[WORK TO DO]
Put each line of the data below into a JSON list of strings, one string per line and no blank lines. Start with the first line of the data and continue through the line that contains "tab-style[interactable]: Style [199, 78, 255, 122]".

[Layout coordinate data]
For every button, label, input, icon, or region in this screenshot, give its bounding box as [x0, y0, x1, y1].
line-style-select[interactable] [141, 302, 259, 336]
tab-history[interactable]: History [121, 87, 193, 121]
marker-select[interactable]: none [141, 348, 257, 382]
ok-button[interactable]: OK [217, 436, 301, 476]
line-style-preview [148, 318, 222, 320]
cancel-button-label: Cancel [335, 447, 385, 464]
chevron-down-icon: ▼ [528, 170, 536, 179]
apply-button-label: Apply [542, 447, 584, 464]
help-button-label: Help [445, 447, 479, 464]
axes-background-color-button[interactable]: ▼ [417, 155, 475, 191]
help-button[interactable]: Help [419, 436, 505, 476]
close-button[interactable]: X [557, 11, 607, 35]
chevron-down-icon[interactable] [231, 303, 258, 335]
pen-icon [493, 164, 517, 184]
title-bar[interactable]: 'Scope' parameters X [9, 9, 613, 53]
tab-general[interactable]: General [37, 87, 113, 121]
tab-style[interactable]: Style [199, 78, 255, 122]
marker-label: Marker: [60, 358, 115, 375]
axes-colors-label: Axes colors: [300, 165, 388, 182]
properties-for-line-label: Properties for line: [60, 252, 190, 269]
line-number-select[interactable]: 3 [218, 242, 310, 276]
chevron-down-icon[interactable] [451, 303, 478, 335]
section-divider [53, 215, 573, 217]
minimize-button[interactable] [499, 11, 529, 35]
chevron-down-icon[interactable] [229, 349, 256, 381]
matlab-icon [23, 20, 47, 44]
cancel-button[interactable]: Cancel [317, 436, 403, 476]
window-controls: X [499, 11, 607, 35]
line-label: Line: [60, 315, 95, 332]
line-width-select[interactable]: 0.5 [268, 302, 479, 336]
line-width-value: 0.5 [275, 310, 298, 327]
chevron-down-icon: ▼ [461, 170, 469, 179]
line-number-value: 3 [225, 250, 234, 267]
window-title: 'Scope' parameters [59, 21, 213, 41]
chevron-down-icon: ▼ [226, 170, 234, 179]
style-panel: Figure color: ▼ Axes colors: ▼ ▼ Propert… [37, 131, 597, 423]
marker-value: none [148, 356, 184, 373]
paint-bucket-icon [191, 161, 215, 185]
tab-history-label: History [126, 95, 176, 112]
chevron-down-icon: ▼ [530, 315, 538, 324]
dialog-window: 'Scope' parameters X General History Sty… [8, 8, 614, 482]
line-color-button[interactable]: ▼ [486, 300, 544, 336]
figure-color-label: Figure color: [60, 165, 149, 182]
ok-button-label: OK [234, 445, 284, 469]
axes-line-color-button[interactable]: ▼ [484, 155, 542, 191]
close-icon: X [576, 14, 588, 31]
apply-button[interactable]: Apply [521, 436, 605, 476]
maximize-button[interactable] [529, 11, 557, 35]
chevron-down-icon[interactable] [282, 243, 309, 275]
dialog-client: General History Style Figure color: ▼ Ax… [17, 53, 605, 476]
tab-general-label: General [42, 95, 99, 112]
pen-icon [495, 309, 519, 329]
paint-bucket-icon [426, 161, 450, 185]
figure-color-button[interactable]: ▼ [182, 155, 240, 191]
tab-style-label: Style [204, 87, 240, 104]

[RESPONSE BELOW]
[
  "For every button, label, input, icon, or region in this screenshot, give its bounding box as [x0, y0, x1, y1].",
  "line-style-select[interactable] [141, 302, 259, 336]",
  "tab-history[interactable]: History [121, 87, 193, 121]",
  "marker-select[interactable]: none [141, 348, 257, 382]",
  "ok-button[interactable]: OK [217, 436, 301, 476]",
  "line-style-preview [148, 318, 222, 320]",
  "cancel-button-label: Cancel [335, 447, 385, 464]",
  "chevron-down-icon: ▼ [528, 170, 536, 179]",
  "apply-button-label: Apply [542, 447, 584, 464]",
  "help-button-label: Help [445, 447, 479, 464]",
  "axes-background-color-button[interactable]: ▼ [417, 155, 475, 191]",
  "help-button[interactable]: Help [419, 436, 505, 476]",
  "close-button[interactable]: X [557, 11, 607, 35]",
  "chevron-down-icon[interactable] [231, 303, 258, 335]",
  "pen-icon [493, 164, 517, 184]",
  "title-bar[interactable]: 'Scope' parameters X [9, 9, 613, 53]",
  "tab-general[interactable]: General [37, 87, 113, 121]",
  "tab-style[interactable]: Style [199, 78, 255, 122]"
]